▶ [Raw data]
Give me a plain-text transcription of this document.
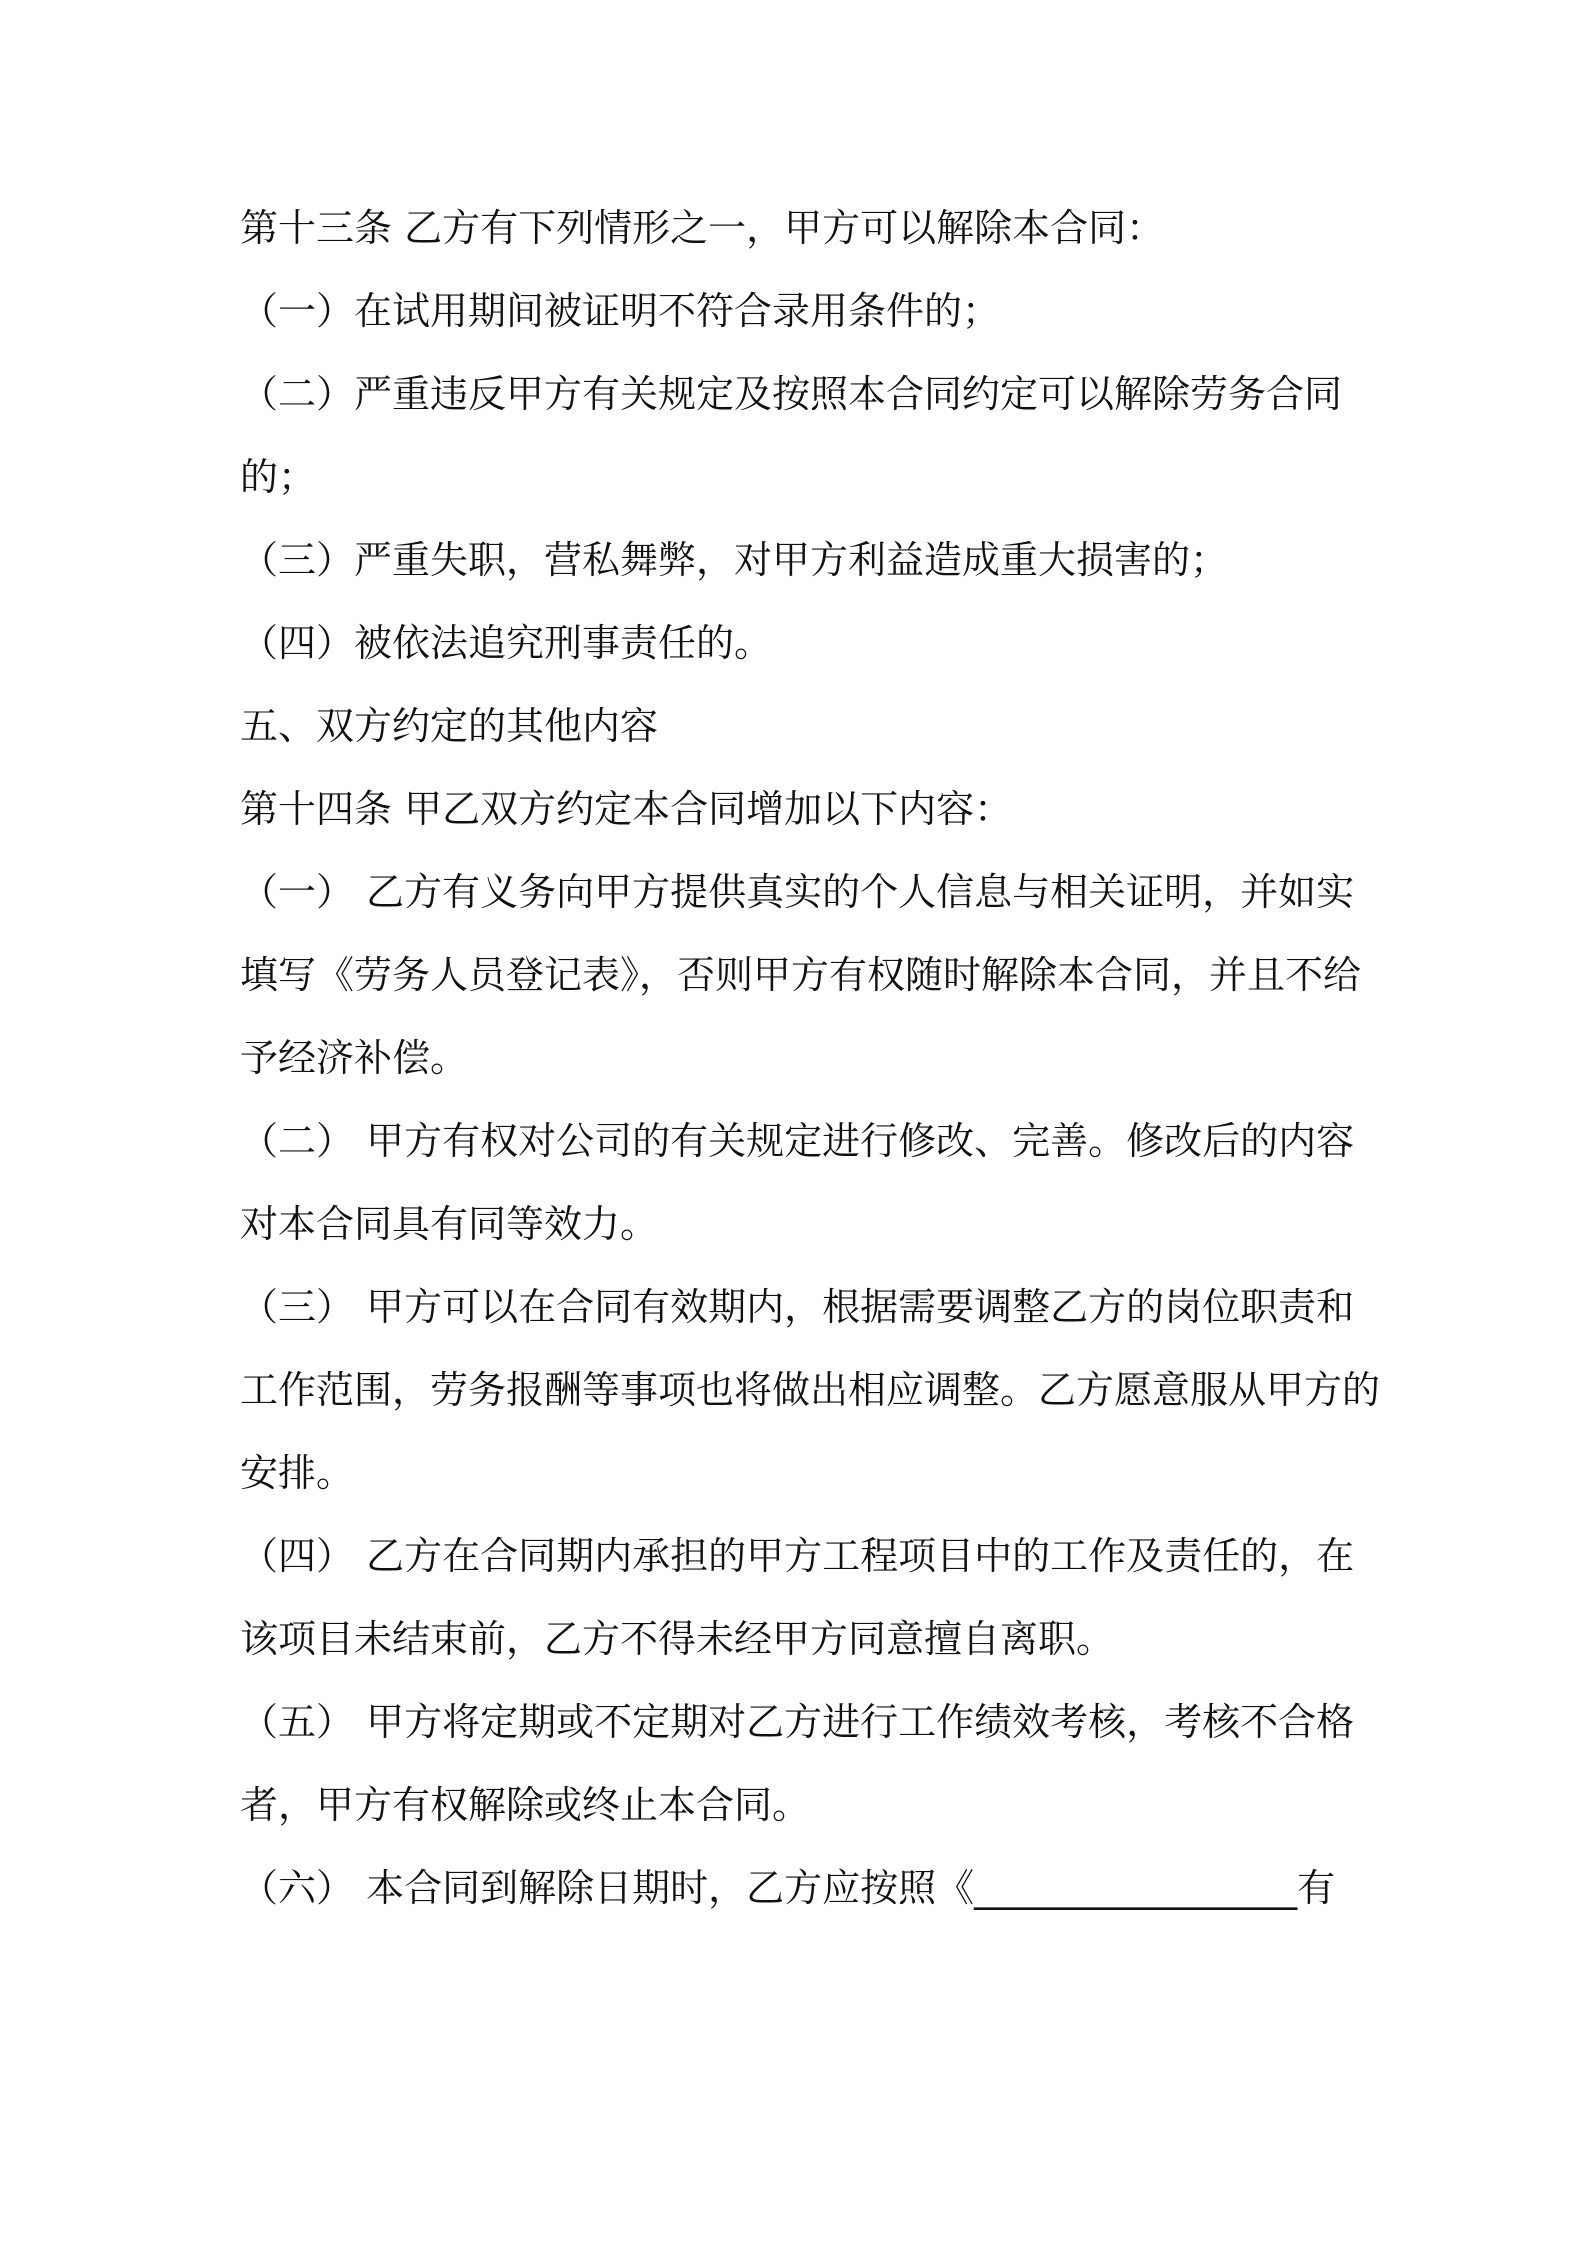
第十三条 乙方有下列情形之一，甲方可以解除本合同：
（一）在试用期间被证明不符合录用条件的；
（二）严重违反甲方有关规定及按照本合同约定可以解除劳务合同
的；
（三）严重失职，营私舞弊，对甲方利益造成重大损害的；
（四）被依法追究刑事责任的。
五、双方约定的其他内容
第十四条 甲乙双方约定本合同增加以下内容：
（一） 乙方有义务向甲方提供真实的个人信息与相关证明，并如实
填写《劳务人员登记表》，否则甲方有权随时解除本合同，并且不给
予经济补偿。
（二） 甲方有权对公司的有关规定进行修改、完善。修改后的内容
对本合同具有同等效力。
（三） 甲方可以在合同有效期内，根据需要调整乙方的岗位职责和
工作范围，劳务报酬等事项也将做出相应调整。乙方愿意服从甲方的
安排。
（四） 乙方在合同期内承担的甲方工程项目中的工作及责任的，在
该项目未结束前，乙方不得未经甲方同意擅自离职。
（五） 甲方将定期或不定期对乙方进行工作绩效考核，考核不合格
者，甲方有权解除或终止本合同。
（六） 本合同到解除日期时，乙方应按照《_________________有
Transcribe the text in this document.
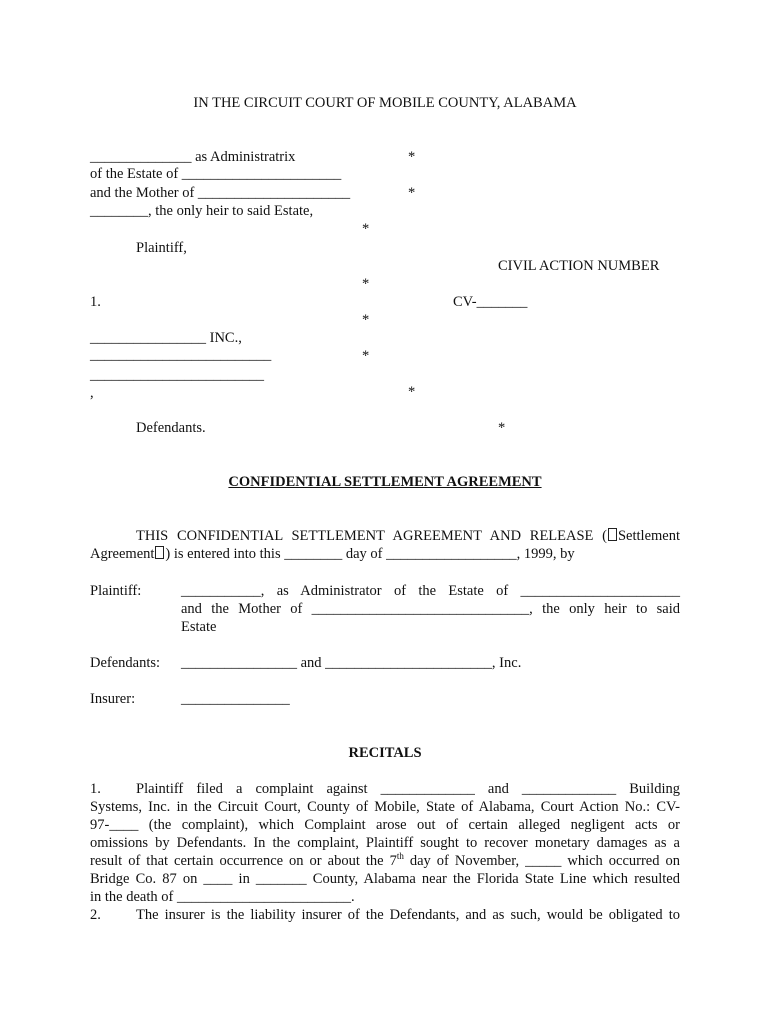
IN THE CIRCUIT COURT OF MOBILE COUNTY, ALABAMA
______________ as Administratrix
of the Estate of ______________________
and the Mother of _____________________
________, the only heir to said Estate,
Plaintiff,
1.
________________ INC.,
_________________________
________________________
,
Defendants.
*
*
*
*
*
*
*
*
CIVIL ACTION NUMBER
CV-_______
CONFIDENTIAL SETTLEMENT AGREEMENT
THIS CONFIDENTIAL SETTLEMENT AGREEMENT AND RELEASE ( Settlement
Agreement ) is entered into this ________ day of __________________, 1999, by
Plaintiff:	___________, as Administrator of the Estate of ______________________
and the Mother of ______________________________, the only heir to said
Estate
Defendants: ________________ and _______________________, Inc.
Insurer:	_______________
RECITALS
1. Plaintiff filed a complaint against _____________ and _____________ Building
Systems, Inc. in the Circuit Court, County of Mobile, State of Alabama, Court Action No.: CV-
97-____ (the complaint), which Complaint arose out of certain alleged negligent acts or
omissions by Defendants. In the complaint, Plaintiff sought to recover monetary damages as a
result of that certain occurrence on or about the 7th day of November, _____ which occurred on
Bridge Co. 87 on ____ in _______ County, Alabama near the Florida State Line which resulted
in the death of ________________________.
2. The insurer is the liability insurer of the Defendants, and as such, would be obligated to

▶ [Request] Which lines hold the string "heir"? Copy all of them from the data above.

▶ [Response for this exercise]
________, the only heir to said Estate,
and the Mother of ______________________________, the only heir to said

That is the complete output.